Short exercise:
From the listing below, select every line where the word "color" appears.
....
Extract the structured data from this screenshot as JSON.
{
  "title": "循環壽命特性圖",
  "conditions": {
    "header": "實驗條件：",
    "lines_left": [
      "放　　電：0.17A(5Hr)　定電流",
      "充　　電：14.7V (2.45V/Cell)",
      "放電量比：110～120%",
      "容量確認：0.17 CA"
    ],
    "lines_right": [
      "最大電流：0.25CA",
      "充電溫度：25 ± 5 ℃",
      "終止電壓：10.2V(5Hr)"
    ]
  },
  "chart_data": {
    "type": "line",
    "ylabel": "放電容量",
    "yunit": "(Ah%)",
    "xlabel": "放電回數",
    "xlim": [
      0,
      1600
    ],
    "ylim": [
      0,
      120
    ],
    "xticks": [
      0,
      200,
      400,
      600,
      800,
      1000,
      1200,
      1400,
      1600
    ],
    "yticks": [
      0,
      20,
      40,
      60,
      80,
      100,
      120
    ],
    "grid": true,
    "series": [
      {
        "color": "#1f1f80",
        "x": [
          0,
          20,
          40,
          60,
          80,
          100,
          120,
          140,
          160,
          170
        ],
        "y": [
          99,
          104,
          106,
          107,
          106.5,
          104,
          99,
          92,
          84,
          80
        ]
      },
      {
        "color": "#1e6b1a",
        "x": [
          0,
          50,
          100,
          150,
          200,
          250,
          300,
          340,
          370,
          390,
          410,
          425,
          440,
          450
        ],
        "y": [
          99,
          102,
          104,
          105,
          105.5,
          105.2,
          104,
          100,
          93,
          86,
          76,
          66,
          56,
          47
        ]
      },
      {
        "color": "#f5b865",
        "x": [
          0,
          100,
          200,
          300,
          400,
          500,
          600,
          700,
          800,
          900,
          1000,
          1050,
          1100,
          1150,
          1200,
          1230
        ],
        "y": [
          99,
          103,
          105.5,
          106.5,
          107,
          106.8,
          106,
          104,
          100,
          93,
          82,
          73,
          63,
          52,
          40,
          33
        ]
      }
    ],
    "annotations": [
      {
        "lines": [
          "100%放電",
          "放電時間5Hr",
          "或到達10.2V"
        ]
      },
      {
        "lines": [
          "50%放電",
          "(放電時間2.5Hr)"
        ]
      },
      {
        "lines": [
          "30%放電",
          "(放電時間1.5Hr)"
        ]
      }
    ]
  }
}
....
Answer to the task:
        "color": "#1f1f80",
        "color": "#1e6b1a",
        "color": "#f5b865",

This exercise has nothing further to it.